◆ **BRANO CITATO**
╭──
"Prima ancora che il diritto a emigrare, va riaffermato il diritto a non emigrare, cioè a essere in condizione di rimanere nella propria terra". Benedetto XVI


mercoledì 6 maggio 2009

L'ex console onorario italiano a Kigali riconosciuto tra i Giusti

Si è celebrata ieri la Giornata in Onore dei Giusti di tutto il mondo. A Milano l'Associazione per il Giardino dei Giusti, nata per onorare il ricordo di tutti quei "Giusti" che hanno lottato contro i crimini commessi contro l'Umanità, che hanno aiutato a salvare altre vite umane e che hanno cercato di difendere la dignità dell'uomo nelle situazioni di "Male estremo" nel mondo, ha promosso la messa a dimora  sul Monte Stella  di cinque alberi in onore e memoria di altrettanti giusti.Uno di questi alberi è stato dedicato al Console Pierantonio Costa (nella foto), per anni console onorario italiano a Kigali, che durante il genocidio rwandese ha portato in salvo 2000 persone, tra cui 375 bambini, come raccontato nel libro   La lista del console, “nordsud”, ed. Paoline, Milano, 2004, scritto a quattro mani allo stesso Costa con il giornalista Luciano Scalettari.
╰──
◆ **VOCI FORNITE**
╭──
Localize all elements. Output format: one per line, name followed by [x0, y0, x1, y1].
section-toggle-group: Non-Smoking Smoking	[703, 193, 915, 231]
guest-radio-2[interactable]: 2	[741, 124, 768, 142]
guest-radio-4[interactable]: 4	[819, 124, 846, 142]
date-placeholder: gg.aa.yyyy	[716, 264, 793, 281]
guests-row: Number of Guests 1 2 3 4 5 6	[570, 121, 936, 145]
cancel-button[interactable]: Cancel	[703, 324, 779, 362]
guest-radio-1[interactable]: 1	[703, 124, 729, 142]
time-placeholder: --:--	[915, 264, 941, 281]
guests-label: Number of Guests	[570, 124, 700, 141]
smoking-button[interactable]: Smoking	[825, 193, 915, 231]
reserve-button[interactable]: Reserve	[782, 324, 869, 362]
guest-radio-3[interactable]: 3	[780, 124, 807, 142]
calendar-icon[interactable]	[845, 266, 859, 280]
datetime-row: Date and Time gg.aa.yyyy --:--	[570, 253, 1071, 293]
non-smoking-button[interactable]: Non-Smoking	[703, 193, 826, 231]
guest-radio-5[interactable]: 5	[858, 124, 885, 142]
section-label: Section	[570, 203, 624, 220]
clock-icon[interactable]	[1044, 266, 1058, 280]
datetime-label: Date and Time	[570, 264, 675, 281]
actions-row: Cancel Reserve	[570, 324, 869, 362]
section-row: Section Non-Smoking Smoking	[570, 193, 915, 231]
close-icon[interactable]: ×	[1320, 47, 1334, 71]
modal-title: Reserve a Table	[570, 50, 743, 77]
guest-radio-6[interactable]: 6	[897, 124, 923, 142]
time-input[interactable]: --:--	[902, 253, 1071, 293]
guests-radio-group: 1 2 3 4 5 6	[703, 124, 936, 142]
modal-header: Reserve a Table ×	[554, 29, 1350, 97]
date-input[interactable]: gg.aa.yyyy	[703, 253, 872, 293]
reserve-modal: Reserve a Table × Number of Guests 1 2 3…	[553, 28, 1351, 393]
╰──
Restituisci, parola per parola, la parte del brano che comincia con le parole contenenti "Si è celebrata" e termina con "il giornalista Luciano Scalettari.". Le voci non hanno alcun legame con il brano.

Si è celebrata ieri la Giornata in Onore dei Giusti di tutto il mondo. A Milano l'Associazione per il Giardino dei Giusti, nata per onorare il ricordo di tutti quei "Giusti" che hanno lottato contro i crimini commessi contro l'Umanità, che hanno aiutato a salvare altre vite umane e che hanno cercato di difendere la dignità dell'uomo nelle situazioni di "Male estremo" nel mondo, ha promosso la messa a dimora  sul Monte Stella  di cinque alberi in onore e memoria di altrettanti giusti.Uno di questi alberi è stato dedicato al Console Pierantonio Costa (nella foto), per anni console onorario italiano a Kigali, che durante il genocidio rwandese ha portato in salvo 2000 persone, tra cui 375 bambini, come raccontato nel libro   La lista del console, “nordsud”, ed. Paoline, Milano, 2004, scritto a quattro mani allo stesso Costa con il giornalista Luciano Scalettari.